Dataset records:
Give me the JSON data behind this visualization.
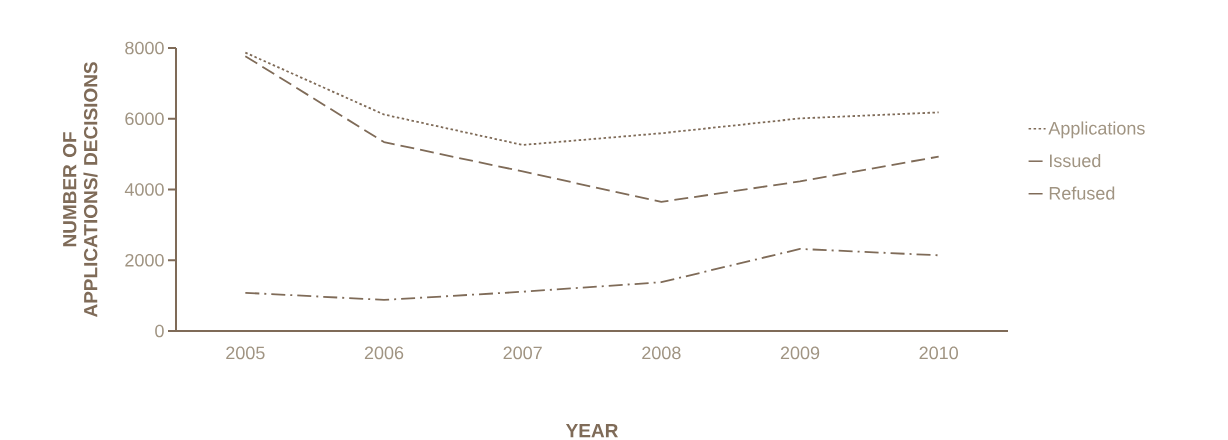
{
  "chart_data": {
    "type": "line",
    "xlabel": "YEAR",
    "ylabel": "NUMBER OF APPLICATIONS/ DECISIONS",
    "categories": [
      "2005",
      "2006",
      "2007",
      "2008",
      "2009",
      "2010"
    ],
    "series": [
      {
        "name": "Applications",
        "color": "#7f6b58",
        "line_style": "dotted",
        "values": [
          7870,
          6120,
          5260,
          5590,
          6010,
          6180
        ]
      },
      {
        "name": "Issued",
        "color": "#7f6b58",
        "line_style": "dashed",
        "values": [
          7770,
          5340,
          4510,
          3650,
          4230,
          4930
        ]
      },
      {
        "name": "Refused",
        "color": "#7f6b58",
        "line_style": "dashdot",
        "values": [
          1080,
          880,
          1110,
          1380,
          2320,
          2140
        ]
      }
    ],
    "ylim": [
      0,
      8000
    ],
    "yticks": [
      0,
      2000,
      4000,
      6000,
      8000
    ],
    "grid": false,
    "legend": "right",
    "marker": "none"
  }
}
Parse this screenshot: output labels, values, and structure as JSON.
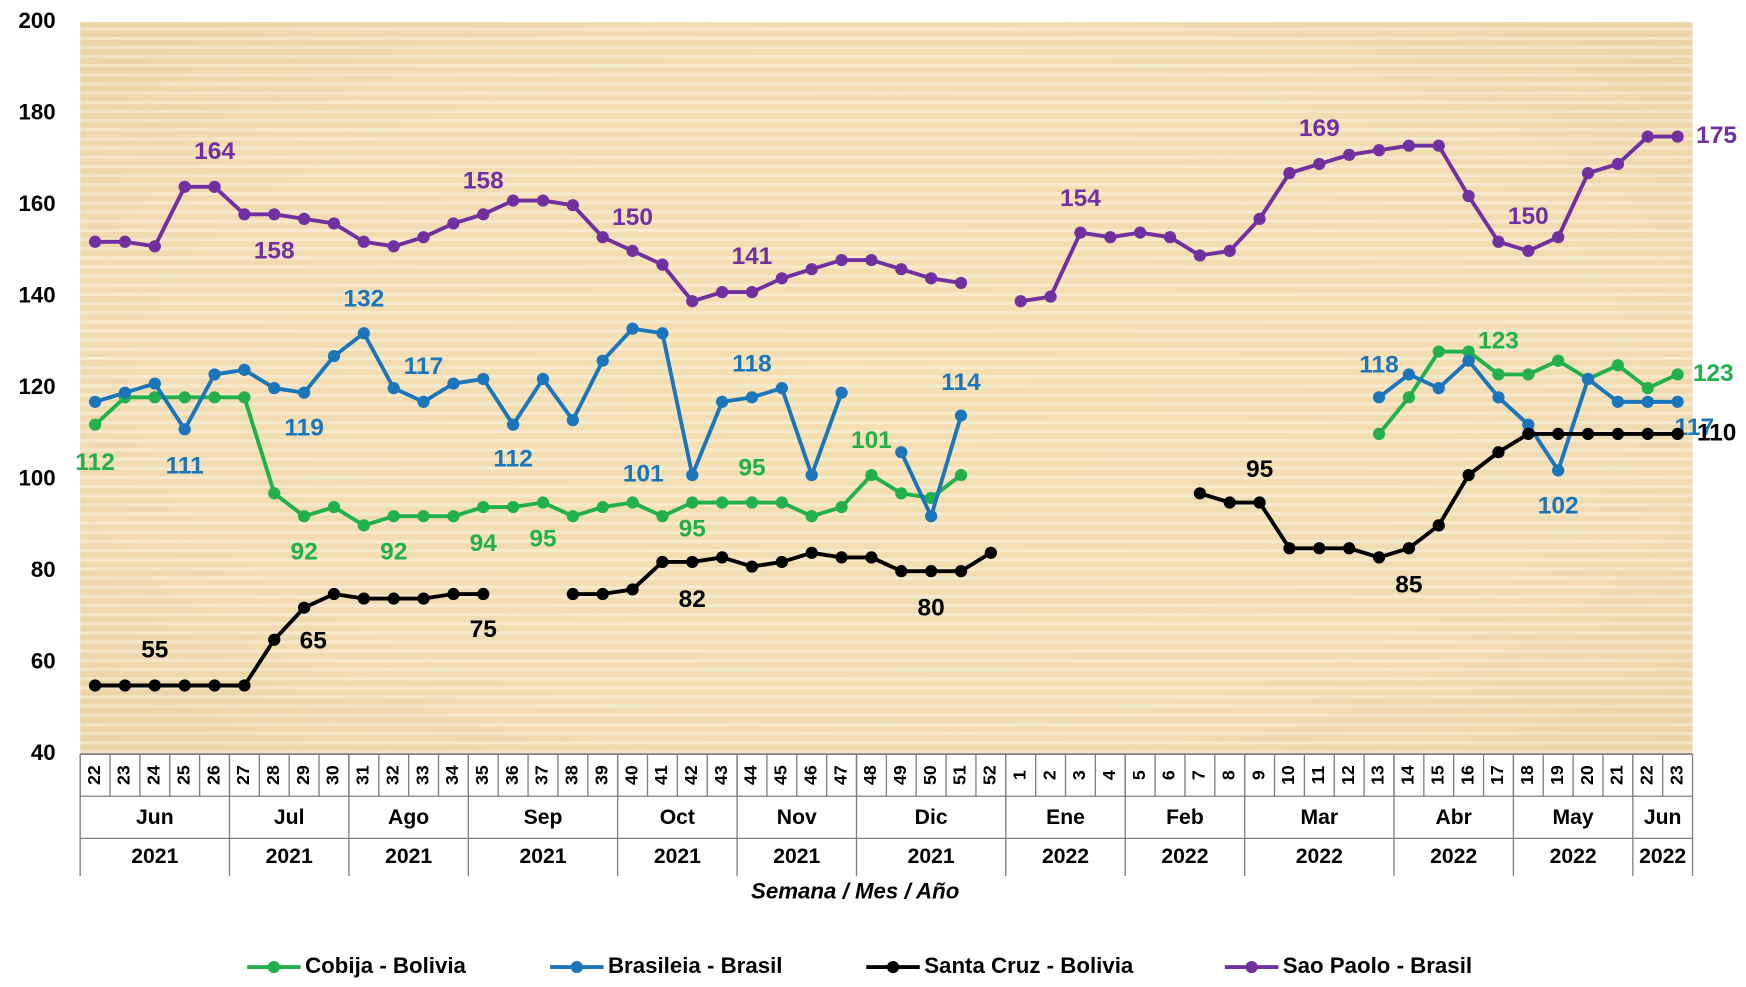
{
  "chart_data": {
    "type": "line",
    "x_label": "Semana / Mes / Año",
    "categories": [
      "22",
      "23",
      "24",
      "25",
      "26",
      "27",
      "28",
      "29",
      "30",
      "31",
      "32",
      "33",
      "34",
      "35",
      "36",
      "37",
      "38",
      "39",
      "40",
      "41",
      "42",
      "43",
      "44",
      "45",
      "46",
      "47",
      "48",
      "49",
      "50",
      "51",
      "52",
      "1",
      "2",
      "3",
      "4",
      "5",
      "6",
      "7",
      "8",
      "9",
      "10",
      "11",
      "12",
      "13",
      "14",
      "15",
      "16",
      "17",
      "18",
      "19",
      "20",
      "21",
      "22",
      "23"
    ],
    "months": [
      "Jun",
      "Jun",
      "Jun",
      "Jun",
      "Jun",
      "Jul",
      "Jul",
      "Jul",
      "Jul",
      "Ago",
      "Ago",
      "Ago",
      "Ago",
      "Sep",
      "Sep",
      "Sep",
      "Sep",
      "Sep",
      "Oct",
      "Oct",
      "Oct",
      "Oct",
      "Nov",
      "Nov",
      "Nov",
      "Nov",
      "Dic",
      "Dic",
      "Dic",
      "Dic",
      "Dic",
      "Ene",
      "Ene",
      "Ene",
      "Ene",
      "Feb",
      "Feb",
      "Feb",
      "Feb",
      "Mar",
      "Mar",
      "Mar",
      "Mar",
      "Mar",
      "Abr",
      "Abr",
      "Abr",
      "Abr",
      "May",
      "May",
      "May",
      "May",
      "Jun",
      "Jun"
    ],
    "years": [
      "2021",
      "2021",
      "2021",
      "2021",
      "2021",
      "2021",
      "2021",
      "2021",
      "2021",
      "2021",
      "2021",
      "2021",
      "2021",
      "2021",
      "2021",
      "2021",
      "2021",
      "2021",
      "2021",
      "2021",
      "2021",
      "2021",
      "2021",
      "2021",
      "2021",
      "2021",
      "2021",
      "2021",
      "2021",
      "2021",
      "2021",
      "2022",
      "2022",
      "2022",
      "2022",
      "2022",
      "2022",
      "2022",
      "2022",
      "2022",
      "2022",
      "2022",
      "2022",
      "2022",
      "2022",
      "2022",
      "2022",
      "2022",
      "2022",
      "2022",
      "2022",
      "2022",
      "2022",
      "2022"
    ],
    "ylim": [
      40,
      200
    ],
    "yticks": [
      40,
      60,
      80,
      100,
      120,
      140,
      160,
      180,
      200
    ],
    "grid": false,
    "legend": "bottom",
    "series": [
      {
        "name": "Cobija - Bolivia",
        "color": "#21b04b",
        "values": [
          112,
          118,
          118,
          118,
          118,
          118,
          97,
          92,
          94,
          90,
          92,
          92,
          92,
          94,
          94,
          95,
          92,
          94,
          95,
          92,
          95,
          95,
          95,
          95,
          92,
          94,
          101,
          97,
          96,
          101,
          null,
          null,
          null,
          null,
          null,
          null,
          null,
          null,
          null,
          null,
          null,
          null,
          null,
          110,
          118,
          128,
          128,
          123,
          123,
          126,
          122,
          125,
          120,
          123
        ],
        "value_labels": [
          "112",
          null,
          null,
          null,
          null,
          null,
          null,
          "92",
          null,
          null,
          "92",
          null,
          null,
          "94",
          null,
          "95",
          null,
          null,
          null,
          null,
          "95",
          null,
          "95",
          null,
          null,
          null,
          "101",
          null,
          null,
          null,
          null,
          null,
          null,
          null,
          null,
          null,
          null,
          null,
          null,
          null,
          null,
          null,
          null,
          null,
          null,
          null,
          null,
          "123",
          null,
          null,
          null,
          null,
          null,
          "123"
        ]
      },
      {
        "name": "Brasileia - Brasil",
        "color": "#1b75bb",
        "values": [
          117,
          119,
          121,
          111,
          123,
          124,
          120,
          119,
          127,
          132,
          120,
          117,
          121,
          122,
          112,
          122,
          113,
          126,
          133,
          132,
          101,
          117,
          118,
          120,
          101,
          119,
          null,
          106,
          92,
          114,
          null,
          null,
          null,
          null,
          null,
          null,
          null,
          null,
          null,
          null,
          null,
          null,
          null,
          118,
          123,
          120,
          126,
          118,
          112,
          102,
          122,
          117,
          117,
          117
        ],
        "value_labels": [
          null,
          null,
          null,
          "111",
          null,
          null,
          null,
          "119",
          null,
          "132",
          null,
          "117",
          null,
          null,
          "112",
          null,
          null,
          null,
          null,
          null,
          "101",
          null,
          "118",
          null,
          null,
          null,
          null,
          null,
          null,
          "114",
          null,
          null,
          null,
          null,
          null,
          null,
          null,
          null,
          null,
          null,
          null,
          null,
          null,
          "118",
          null,
          null,
          null,
          null,
          null,
          "102",
          null,
          null,
          null,
          "117"
        ]
      },
      {
        "name": "Santa Cruz - Bolivia",
        "color": "#000000",
        "values": [
          55,
          55,
          55,
          55,
          55,
          55,
          65,
          72,
          75,
          74,
          74,
          74,
          75,
          75,
          null,
          null,
          75,
          75,
          76,
          82,
          82,
          83,
          81,
          82,
          84,
          83,
          83,
          80,
          80,
          80,
          84,
          null,
          null,
          null,
          null,
          null,
          null,
          97,
          95,
          95,
          85,
          85,
          85,
          83,
          85,
          90,
          101,
          106,
          110,
          110,
          110,
          110,
          110,
          110
        ],
        "value_labels": [
          null,
          null,
          "55",
          null,
          null,
          null,
          "65",
          null,
          null,
          null,
          null,
          null,
          null,
          "75",
          null,
          null,
          null,
          null,
          null,
          null,
          "82",
          null,
          null,
          null,
          null,
          null,
          null,
          null,
          "80",
          null,
          null,
          null,
          null,
          null,
          null,
          null,
          null,
          null,
          null,
          "95",
          null,
          null,
          null,
          null,
          "85",
          null,
          null,
          null,
          null,
          null,
          null,
          null,
          null,
          "110"
        ]
      },
      {
        "name": "Sao Paolo - Brasil",
        "color": "#7030a0",
        "values": [
          152,
          152,
          151,
          164,
          164,
          158,
          158,
          157,
          156,
          152,
          151,
          153,
          156,
          158,
          161,
          161,
          160,
          153,
          150,
          147,
          139,
          141,
          141,
          144,
          146,
          148,
          148,
          146,
          144,
          143,
          null,
          139,
          140,
          154,
          153,
          154,
          153,
          149,
          150,
          157,
          167,
          169,
          171,
          172,
          173,
          173,
          162,
          152,
          150,
          153,
          167,
          169,
          175,
          175
        ],
        "value_labels": [
          null,
          null,
          null,
          null,
          "164",
          null,
          "158",
          null,
          null,
          null,
          null,
          null,
          null,
          "158",
          null,
          null,
          null,
          null,
          "150",
          null,
          null,
          null,
          "141",
          null,
          null,
          null,
          null,
          null,
          null,
          null,
          null,
          null,
          null,
          "154",
          null,
          null,
          null,
          null,
          null,
          null,
          null,
          "169",
          null,
          null,
          null,
          null,
          null,
          null,
          "150",
          null,
          null,
          null,
          null,
          "175"
        ]
      }
    ]
  }
}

- GOAL -
Look for "Brasil" and pull out every line that has it.

- THE OUTPUT -
        "name": "Brasileia - Brasil",
        "name": "Sao Paolo - Brasil",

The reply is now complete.